## BEGIN ENTRIES SUPPLIED

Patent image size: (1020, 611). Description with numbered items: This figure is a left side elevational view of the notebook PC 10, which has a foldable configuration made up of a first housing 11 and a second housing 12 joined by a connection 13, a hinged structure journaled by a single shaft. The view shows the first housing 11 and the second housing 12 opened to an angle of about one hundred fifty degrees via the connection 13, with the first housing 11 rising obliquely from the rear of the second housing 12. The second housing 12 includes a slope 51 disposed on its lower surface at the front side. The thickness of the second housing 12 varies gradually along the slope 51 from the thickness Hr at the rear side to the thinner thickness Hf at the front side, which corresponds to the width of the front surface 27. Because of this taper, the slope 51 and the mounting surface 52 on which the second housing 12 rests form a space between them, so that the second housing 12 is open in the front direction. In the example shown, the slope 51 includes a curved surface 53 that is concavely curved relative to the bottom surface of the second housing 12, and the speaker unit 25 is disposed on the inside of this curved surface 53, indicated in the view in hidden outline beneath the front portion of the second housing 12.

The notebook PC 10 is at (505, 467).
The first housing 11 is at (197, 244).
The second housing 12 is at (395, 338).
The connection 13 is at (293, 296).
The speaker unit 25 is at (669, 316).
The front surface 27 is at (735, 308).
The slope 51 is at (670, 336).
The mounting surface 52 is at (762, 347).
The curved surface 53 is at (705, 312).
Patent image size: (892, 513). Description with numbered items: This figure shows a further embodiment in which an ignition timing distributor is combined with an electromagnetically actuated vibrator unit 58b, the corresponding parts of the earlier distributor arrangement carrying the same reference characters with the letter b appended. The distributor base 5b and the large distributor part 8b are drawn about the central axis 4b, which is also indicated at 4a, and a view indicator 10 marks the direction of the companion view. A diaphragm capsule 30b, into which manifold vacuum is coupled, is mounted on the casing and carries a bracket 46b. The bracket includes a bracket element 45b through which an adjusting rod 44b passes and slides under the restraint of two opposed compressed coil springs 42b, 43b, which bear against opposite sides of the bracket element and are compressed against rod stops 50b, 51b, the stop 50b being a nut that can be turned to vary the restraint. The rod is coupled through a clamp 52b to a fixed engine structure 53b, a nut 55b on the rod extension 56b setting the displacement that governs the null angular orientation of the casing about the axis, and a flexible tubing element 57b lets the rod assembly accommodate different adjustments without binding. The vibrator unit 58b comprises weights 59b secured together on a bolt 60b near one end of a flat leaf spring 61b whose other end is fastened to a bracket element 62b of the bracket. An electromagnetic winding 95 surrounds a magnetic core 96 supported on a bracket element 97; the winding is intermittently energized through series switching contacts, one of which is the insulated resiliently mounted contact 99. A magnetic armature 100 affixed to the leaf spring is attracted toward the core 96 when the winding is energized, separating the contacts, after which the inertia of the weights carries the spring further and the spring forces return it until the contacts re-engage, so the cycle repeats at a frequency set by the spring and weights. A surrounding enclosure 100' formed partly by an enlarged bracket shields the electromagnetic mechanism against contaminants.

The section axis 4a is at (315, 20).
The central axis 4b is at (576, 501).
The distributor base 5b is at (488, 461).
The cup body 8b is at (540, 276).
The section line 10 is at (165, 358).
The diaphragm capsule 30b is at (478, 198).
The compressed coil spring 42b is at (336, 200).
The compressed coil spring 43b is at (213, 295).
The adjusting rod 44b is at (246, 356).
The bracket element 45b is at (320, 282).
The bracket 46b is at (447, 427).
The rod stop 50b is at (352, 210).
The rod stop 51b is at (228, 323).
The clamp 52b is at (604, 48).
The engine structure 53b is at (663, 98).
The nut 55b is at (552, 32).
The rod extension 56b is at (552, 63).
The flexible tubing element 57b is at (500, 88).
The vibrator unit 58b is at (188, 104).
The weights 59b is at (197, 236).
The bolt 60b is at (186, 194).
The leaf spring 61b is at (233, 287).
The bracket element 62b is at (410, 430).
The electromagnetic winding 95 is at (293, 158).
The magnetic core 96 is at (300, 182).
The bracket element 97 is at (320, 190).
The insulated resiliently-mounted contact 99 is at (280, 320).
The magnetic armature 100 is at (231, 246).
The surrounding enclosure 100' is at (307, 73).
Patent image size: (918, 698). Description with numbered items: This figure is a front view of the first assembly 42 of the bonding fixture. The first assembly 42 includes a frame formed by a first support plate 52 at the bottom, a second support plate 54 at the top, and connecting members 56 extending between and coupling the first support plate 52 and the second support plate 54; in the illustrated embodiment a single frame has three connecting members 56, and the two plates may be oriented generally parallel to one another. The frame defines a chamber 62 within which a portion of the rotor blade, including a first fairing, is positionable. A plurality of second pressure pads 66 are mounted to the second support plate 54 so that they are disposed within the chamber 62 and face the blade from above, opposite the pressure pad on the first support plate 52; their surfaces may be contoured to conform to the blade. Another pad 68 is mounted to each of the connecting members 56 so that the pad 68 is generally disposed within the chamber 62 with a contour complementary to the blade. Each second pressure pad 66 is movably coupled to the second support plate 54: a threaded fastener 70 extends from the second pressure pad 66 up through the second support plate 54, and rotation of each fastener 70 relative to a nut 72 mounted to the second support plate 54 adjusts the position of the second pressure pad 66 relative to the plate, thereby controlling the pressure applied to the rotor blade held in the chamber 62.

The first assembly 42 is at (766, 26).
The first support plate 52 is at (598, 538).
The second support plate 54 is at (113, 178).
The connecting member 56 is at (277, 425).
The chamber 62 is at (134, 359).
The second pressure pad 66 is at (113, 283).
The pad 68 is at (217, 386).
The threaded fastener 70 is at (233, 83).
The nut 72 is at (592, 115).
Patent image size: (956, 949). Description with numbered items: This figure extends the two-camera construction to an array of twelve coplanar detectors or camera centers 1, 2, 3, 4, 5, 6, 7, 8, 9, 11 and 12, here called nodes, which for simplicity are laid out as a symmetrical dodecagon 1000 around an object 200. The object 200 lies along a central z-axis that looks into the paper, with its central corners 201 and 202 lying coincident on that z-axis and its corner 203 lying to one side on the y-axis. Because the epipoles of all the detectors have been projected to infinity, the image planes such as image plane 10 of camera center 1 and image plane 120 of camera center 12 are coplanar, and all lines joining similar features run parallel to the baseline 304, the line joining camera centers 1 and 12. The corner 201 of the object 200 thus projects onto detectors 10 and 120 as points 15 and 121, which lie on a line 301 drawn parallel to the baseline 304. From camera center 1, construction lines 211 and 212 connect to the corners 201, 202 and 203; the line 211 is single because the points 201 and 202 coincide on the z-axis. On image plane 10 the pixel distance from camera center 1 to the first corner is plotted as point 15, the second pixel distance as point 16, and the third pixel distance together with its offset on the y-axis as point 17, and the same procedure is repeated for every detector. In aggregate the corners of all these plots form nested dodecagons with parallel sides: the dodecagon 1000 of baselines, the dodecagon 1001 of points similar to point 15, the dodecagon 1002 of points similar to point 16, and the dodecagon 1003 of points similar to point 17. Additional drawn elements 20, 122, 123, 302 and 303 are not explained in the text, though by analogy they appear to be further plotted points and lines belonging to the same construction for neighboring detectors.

## END ENTRIES SUPPLIED

GIVEN INSTRUCTION
Print every line of the entries above verbatim, from the first entry through the last, changing nothing.

OUTPUT BELOW
Patent image size: (1020, 611). Description with numbered items: This figure is a left side elevational view of the notebook PC 10, which has a foldable configuration made up of a first housing 11 and a second housing 12 joined by a connection 13, a hinged structure journaled by a single shaft. The view shows the first housing 11 and the second housing 12 opened to an angle of about one hundred fifty degrees via the connection 13, with the first housing 11 rising obliquely from the rear of the second housing 12. The second housing 12 includes a slope 51 disposed on its lower surface at the front side. The thickness of the second housing 12 varies gradually along the slope 51 from the thickness Hr at the rear side to the thinner thickness Hf at the front side, which corresponds to the width of the front surface 27. Because of this taper, the slope 51 and the mounting surface 52 on which the second housing 12 rests form a space between them, so that the second housing 12 is open in the front direction. In the example shown, the slope 51 includes a curved surface 53 that is concavely curved relative to the bottom surface of the second housing 12, and the speaker unit 25 is disposed on the inside of this curved surface 53, indicated in the view in hidden outline beneath the front portion of the second housing 12.

The notebook PC 10 is at (505, 467).
The first housing 11 is at (197, 244).
The second housing 12 is at (395, 338).
The connection 13 is at (293, 296).
The speaker unit 25 is at (669, 316).
The front surface 27 is at (735, 308).
The slope 51 is at (670, 336).
The mounting surface 52 is at (762, 347).
The curved surface 53 is at (705, 312).
Patent image size: (892, 513). Description with numbered items: This figure shows a further embodiment in which an ignition timing distributor is combined with an electromagnetically actuated vibrator unit 58b, the corresponding parts of the earlier distributor arrangement carrying the same reference characters with the letter b appended. The distributor base 5b and the large distributor part 8b are drawn about the central axis 4b, which is also indicated at 4a, and a view indicator 10 marks the direction of the companion view. A diaphragm capsule 30b, into which manifold vacuum is coupled, is mounted on the casing and carries a bracket 46b. The bracket includes a bracket element 45b through which an adjusting rod 44b passes and slides under the restraint of two opposed compressed coil springs 42b, 43b, which bear against opposite sides of the bracket element and are compressed against rod stops 50b, 51b, the stop 50b being a nut that can be turned to vary the restraint. The rod is coupled through a clamp 52b to a fixed engine structure 53b, a nut 55b on the rod extension 56b setting the displacement that governs the null angular orientation of the casing about the axis, and a flexible tubing element 57b lets the rod assembly accommodate different adjustments without binding. The vibrator unit 58b comprises weights 59b secured together on a bolt 60b near one end of a flat leaf spring 61b whose other end is fastened to a bracket element 62b of the bracket. An electromagnetic winding 95 surrounds a magnetic core 96 supported on a bracket element 97; the winding is intermittently energized through series switching contacts, one of which is the insulated resiliently mounted contact 99. A magnetic armature 100 affixed to the leaf spring is attracted toward the core 96 when the winding is energized, separating the contacts, after which the inertia of the weights carries the spring further and the spring forces return it until the contacts re-engage, so the cycle repeats at a frequency set by the spring and weights. A surrounding enclosure 100' formed partly by an enlarged bracket shields the electromagnetic mechanism against contaminants.

The section axis 4a is at (315, 20).
The central axis 4b is at (576, 501).
The distributor base 5b is at (488, 461).
The cup body 8b is at (540, 276).
The section line 10 is at (165, 358).
The diaphragm capsule 30b is at (478, 198).
The compressed coil spring 42b is at (336, 200).
The compressed coil spring 43b is at (213, 295).
The adjusting rod 44b is at (246, 356).
The bracket element 45b is at (320, 282).
The bracket 46b is at (447, 427).
The rod stop 50b is at (352, 210).
The rod stop 51b is at (228, 323).
The clamp 52b is at (604, 48).
The engine structure 53b is at (663, 98).
The nut 55b is at (552, 32).
The rod extension 56b is at (552, 63).
The flexible tubing element 57b is at (500, 88).
The vibrator unit 58b is at (188, 104).
The weights 59b is at (197, 236).
The bolt 60b is at (186, 194).
The leaf spring 61b is at (233, 287).
The bracket element 62b is at (410, 430).
The electromagnetic winding 95 is at (293, 158).
The magnetic core 96 is at (300, 182).
The bracket element 97 is at (320, 190).
The insulated resiliently-mounted contact 99 is at (280, 320).
The magnetic armature 100 is at (231, 246).
The surrounding enclosure 100' is at (307, 73).
Patent image size: (918, 698). Description with numbered items: This figure is a front view of the first assembly 42 of the bonding fixture. The first assembly 42 includes a frame formed by a first support plate 52 at the bottom, a second support plate 54 at the top, and connecting members 56 extending between and coupling the first support plate 52 and the second support plate 54; in the illustrated embodiment a single frame has three connecting members 56, and the two plates may be oriented generally parallel to one another. The frame defines a chamber 62 within which a portion of the rotor blade, including a first fairing, is positionable. A plurality of second pressure pads 66 are mounted to the second support plate 54 so that they are disposed within the chamber 62 and face the blade from above, opposite the pressure pad on the first support plate 52; their surfaces may be contoured to conform to the blade. Another pad 68 is mounted to each of the connecting members 56 so that the pad 68 is generally disposed within the chamber 62 with a contour complementary to the blade. Each second pressure pad 66 is movably coupled to the second support plate 54: a threaded fastener 70 extends from the second pressure pad 66 up through the second support plate 54, and rotation of each fastener 70 relative to a nut 72 mounted to the second support plate 54 adjusts the position of the second pressure pad 66 relative to the plate, thereby controlling the pressure applied to the rotor blade held in the chamber 62.

The first assembly 42 is at (766, 26).
The first support plate 52 is at (598, 538).
The second support plate 54 is at (113, 178).
The connecting member 56 is at (277, 425).
The chamber 62 is at (134, 359).
The second pressure pad 66 is at (113, 283).
The pad 68 is at (217, 386).
The threaded fastener 70 is at (233, 83).
The nut 72 is at (592, 115).
Patent image size: (956, 949). Description with numbered items: This figure extends the two-camera construction to an array of twelve coplanar detectors or camera centers 1, 2, 3, 4, 5, 6, 7, 8, 9, 11 and 12, here called nodes, which for simplicity are laid out as a symmetrical dodecagon 1000 around an object 200. The object 200 lies along a central z-axis that looks into the paper, with its central corners 201 and 202 lying coincident on that z-axis and its corner 203 lying to one side on the y-axis. Because the epipoles of all the detectors have been projected to infinity, the image planes such as image plane 10 of camera center 1 and image plane 120 of camera center 12 are coplanar, and all lines joining similar features run parallel to the baseline 304, the line joining camera centers 1 and 12. The corner 201 of the object 200 thus projects onto detectors 10 and 120 as points 15 and 121, which lie on a line 301 drawn parallel to the baseline 304. From camera center 1, construction lines 211 and 212 connect to the corners 201, 202 and 203; the line 211 is single because the points 201 and 202 coincide on the z-axis. On image plane 10 the pixel distance from camera center 1 to the first corner is plotted as point 15, the second pixel distance as point 16, and the third pixel distance together with its offset on the y-axis as point 17, and the same procedure is repeated for every detector. In aggregate the corners of all these plots form nested dodecagons with parallel sides: the dodecagon 1000 of baselines, the dodecagon 1001 of points similar to point 15, the dodecagon 1002 of points similar to point 16, and the dodecagon 1003 of points similar to point 17. Additional drawn elements 20, 122, 123, 302 and 303 are not explained in the text, though by analogy they appear to be further plotted points and lines belonging to the same construction for neighboring detectors.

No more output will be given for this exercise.